Description of the task =
Reproduce the following entries line for line, with no changes.

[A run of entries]
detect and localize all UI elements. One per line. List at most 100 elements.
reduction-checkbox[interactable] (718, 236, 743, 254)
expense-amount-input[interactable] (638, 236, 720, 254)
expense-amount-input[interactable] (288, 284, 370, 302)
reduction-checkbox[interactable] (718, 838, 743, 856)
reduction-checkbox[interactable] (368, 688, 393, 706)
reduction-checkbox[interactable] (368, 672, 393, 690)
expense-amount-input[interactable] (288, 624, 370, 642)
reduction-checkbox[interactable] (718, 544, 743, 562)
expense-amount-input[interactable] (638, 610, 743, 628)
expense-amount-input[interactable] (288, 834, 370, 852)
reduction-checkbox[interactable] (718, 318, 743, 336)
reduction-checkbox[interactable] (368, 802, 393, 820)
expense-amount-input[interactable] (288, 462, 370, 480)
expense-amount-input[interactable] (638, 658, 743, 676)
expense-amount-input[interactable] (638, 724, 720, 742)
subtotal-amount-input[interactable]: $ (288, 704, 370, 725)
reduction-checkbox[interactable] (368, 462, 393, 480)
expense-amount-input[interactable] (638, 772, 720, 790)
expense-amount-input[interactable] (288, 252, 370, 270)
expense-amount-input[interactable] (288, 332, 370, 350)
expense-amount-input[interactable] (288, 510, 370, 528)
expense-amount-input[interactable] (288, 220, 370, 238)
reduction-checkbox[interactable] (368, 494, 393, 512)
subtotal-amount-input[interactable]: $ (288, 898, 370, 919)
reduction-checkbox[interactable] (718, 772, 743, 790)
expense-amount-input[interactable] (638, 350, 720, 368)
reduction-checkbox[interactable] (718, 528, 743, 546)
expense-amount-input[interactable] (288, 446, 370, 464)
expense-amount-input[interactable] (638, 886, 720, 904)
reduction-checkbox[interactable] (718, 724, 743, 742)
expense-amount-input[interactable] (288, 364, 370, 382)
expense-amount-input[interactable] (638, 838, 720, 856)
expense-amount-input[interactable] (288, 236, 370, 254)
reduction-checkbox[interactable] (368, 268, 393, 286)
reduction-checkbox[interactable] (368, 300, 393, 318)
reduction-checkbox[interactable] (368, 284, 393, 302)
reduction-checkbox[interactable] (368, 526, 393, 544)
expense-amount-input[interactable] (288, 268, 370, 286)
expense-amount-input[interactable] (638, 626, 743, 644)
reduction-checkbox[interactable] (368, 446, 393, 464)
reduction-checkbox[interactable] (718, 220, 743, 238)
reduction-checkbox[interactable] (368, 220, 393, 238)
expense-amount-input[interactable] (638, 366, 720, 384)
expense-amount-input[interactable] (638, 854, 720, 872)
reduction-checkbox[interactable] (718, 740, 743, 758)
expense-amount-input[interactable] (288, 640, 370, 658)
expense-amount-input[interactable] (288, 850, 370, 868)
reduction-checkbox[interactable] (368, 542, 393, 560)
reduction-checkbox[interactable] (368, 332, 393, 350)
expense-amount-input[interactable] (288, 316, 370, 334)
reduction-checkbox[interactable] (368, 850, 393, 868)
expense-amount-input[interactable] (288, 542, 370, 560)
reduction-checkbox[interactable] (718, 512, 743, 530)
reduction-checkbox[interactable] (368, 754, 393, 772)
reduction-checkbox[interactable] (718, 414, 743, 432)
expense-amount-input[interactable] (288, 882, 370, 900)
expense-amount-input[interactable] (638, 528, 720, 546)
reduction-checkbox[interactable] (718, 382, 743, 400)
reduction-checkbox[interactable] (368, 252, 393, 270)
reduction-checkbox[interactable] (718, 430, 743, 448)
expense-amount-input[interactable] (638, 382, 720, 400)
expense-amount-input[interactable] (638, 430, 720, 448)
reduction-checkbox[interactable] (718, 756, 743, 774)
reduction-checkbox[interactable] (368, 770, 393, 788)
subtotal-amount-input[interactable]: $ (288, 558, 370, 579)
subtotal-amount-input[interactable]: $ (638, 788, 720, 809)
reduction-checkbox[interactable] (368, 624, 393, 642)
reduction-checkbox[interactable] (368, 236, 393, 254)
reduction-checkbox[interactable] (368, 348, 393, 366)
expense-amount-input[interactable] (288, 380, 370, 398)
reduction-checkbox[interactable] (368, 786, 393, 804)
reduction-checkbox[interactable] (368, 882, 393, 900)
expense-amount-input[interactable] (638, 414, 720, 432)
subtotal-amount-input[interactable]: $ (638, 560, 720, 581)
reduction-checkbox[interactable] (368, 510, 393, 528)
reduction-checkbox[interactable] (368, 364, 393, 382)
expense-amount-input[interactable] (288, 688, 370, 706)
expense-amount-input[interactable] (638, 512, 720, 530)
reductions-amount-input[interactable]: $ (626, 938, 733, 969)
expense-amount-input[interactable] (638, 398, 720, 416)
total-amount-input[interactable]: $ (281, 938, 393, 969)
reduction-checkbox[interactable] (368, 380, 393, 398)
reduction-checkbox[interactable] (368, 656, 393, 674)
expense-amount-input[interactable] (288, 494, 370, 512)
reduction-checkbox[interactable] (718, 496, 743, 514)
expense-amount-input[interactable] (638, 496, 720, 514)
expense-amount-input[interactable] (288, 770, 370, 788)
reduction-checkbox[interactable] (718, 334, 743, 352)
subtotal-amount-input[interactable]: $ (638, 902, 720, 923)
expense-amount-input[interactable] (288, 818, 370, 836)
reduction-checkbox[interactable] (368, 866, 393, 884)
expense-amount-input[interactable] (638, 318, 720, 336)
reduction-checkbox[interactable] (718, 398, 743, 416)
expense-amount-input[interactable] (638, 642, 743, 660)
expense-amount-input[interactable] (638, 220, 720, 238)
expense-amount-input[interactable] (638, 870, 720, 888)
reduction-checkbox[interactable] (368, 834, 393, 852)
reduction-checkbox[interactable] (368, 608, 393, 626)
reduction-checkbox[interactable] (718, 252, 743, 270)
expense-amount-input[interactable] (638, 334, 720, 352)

Result below =
detect and localize all UI elements. One per line. List at most 100 elements.
reduction-checkbox[interactable] (718, 236, 743, 254)
expense-amount-input[interactable] (638, 236, 720, 254)
expense-amount-input[interactable] (288, 284, 370, 302)
reduction-checkbox[interactable] (718, 838, 743, 856)
reduction-checkbox[interactable] (368, 688, 393, 706)
reduction-checkbox[interactable] (368, 672, 393, 690)
expense-amount-input[interactable] (288, 624, 370, 642)
reduction-checkbox[interactable] (718, 544, 743, 562)
expense-amount-input[interactable] (638, 610, 743, 628)
expense-amount-input[interactable] (288, 834, 370, 852)
reduction-checkbox[interactable] (718, 318, 743, 336)
reduction-checkbox[interactable] (368, 802, 393, 820)
expense-amount-input[interactable] (288, 462, 370, 480)
expense-amount-input[interactable] (638, 658, 743, 676)
expense-amount-input[interactable] (638, 724, 720, 742)
subtotal-amount-input[interactable]: $ (288, 704, 370, 725)
reduction-checkbox[interactable] (368, 462, 393, 480)
expense-amount-input[interactable] (638, 772, 720, 790)
expense-amount-input[interactable] (288, 252, 370, 270)
expense-amount-input[interactable] (288, 332, 370, 350)
expense-amount-input[interactable] (288, 510, 370, 528)
expense-amount-input[interactable] (288, 220, 370, 238)
reduction-checkbox[interactable] (368, 494, 393, 512)
subtotal-amount-input[interactable]: $ (288, 898, 370, 919)
reduction-checkbox[interactable] (718, 772, 743, 790)
expense-amount-input[interactable] (638, 350, 720, 368)
reduction-checkbox[interactable] (718, 528, 743, 546)
expense-amount-input[interactable] (288, 446, 370, 464)
expense-amount-input[interactable] (638, 886, 720, 904)
reduction-checkbox[interactable] (718, 724, 743, 742)
expense-amount-input[interactable] (288, 364, 370, 382)
expense-amount-input[interactable] (638, 838, 720, 856)
expense-amount-input[interactable] (288, 236, 370, 254)
reduction-checkbox[interactable] (368, 268, 393, 286)
reduction-checkbox[interactable] (368, 300, 393, 318)
reduction-checkbox[interactable] (368, 284, 393, 302)
reduction-checkbox[interactable] (368, 526, 393, 544)
expense-amount-input[interactable] (288, 268, 370, 286)
expense-amount-input[interactable] (638, 626, 743, 644)
reduction-checkbox[interactable] (368, 446, 393, 464)
reduction-checkbox[interactable] (718, 220, 743, 238)
reduction-checkbox[interactable] (368, 220, 393, 238)
expense-amount-input[interactable] (638, 366, 720, 384)
expense-amount-input[interactable] (638, 854, 720, 872)
reduction-checkbox[interactable] (718, 740, 743, 758)
expense-amount-input[interactable] (288, 640, 370, 658)
expense-amount-input[interactable] (288, 850, 370, 868)
reduction-checkbox[interactable] (368, 542, 393, 560)
reduction-checkbox[interactable] (368, 332, 393, 350)
expense-amount-input[interactable] (288, 316, 370, 334)
reduction-checkbox[interactable] (368, 850, 393, 868)
expense-amount-input[interactable] (288, 542, 370, 560)
reduction-checkbox[interactable] (718, 512, 743, 530)
reduction-checkbox[interactable] (368, 754, 393, 772)
reduction-checkbox[interactable] (718, 414, 743, 432)
expense-amount-input[interactable] (288, 882, 370, 900)
expense-amount-input[interactable] (638, 528, 720, 546)
reduction-checkbox[interactable] (718, 382, 743, 400)
reduction-checkbox[interactable] (368, 252, 393, 270)
reduction-checkbox[interactable] (718, 430, 743, 448)
expense-amount-input[interactable] (638, 382, 720, 400)
expense-amount-input[interactable] (638, 430, 720, 448)
reduction-checkbox[interactable] (718, 756, 743, 774)
reduction-checkbox[interactable] (368, 770, 393, 788)
subtotal-amount-input[interactable]: $ (288, 558, 370, 579)
subtotal-amount-input[interactable]: $ (638, 788, 720, 809)
reduction-checkbox[interactable] (368, 624, 393, 642)
reduction-checkbox[interactable] (368, 236, 393, 254)
reduction-checkbox[interactable] (368, 348, 393, 366)
expense-amount-input[interactable] (288, 380, 370, 398)
reduction-checkbox[interactable] (368, 786, 393, 804)
reduction-checkbox[interactable] (368, 882, 393, 900)
expense-amount-input[interactable] (638, 414, 720, 432)
subtotal-amount-input[interactable]: $ (638, 560, 720, 581)
reduction-checkbox[interactable] (368, 510, 393, 528)
reduction-checkbox[interactable] (368, 364, 393, 382)
expense-amount-input[interactable] (288, 688, 370, 706)
expense-amount-input[interactable] (638, 512, 720, 530)
reductions-amount-input[interactable]: $ (626, 938, 733, 969)
expense-amount-input[interactable] (638, 398, 720, 416)
total-amount-input[interactable]: $ (281, 938, 393, 969)
reduction-checkbox[interactable] (368, 380, 393, 398)
reduction-checkbox[interactable] (368, 656, 393, 674)
expense-amount-input[interactable] (288, 494, 370, 512)
reduction-checkbox[interactable] (718, 496, 743, 514)
expense-amount-input[interactable] (638, 496, 720, 514)
expense-amount-input[interactable] (288, 770, 370, 788)
reduction-checkbox[interactable] (718, 334, 743, 352)
subtotal-amount-input[interactable]: $ (638, 902, 720, 923)
expense-amount-input[interactable] (288, 818, 370, 836)
reduction-checkbox[interactable] (368, 866, 393, 884)
expense-amount-input[interactable] (638, 318, 720, 336)
reduction-checkbox[interactable] (718, 398, 743, 416)
expense-amount-input[interactable] (638, 642, 743, 660)
expense-amount-input[interactable] (638, 220, 720, 238)
expense-amount-input[interactable] (638, 870, 720, 888)
reduction-checkbox[interactable] (368, 834, 393, 852)
reduction-checkbox[interactable] (368, 608, 393, 626)
reduction-checkbox[interactable] (718, 252, 743, 270)
expense-amount-input[interactable] (638, 334, 720, 352)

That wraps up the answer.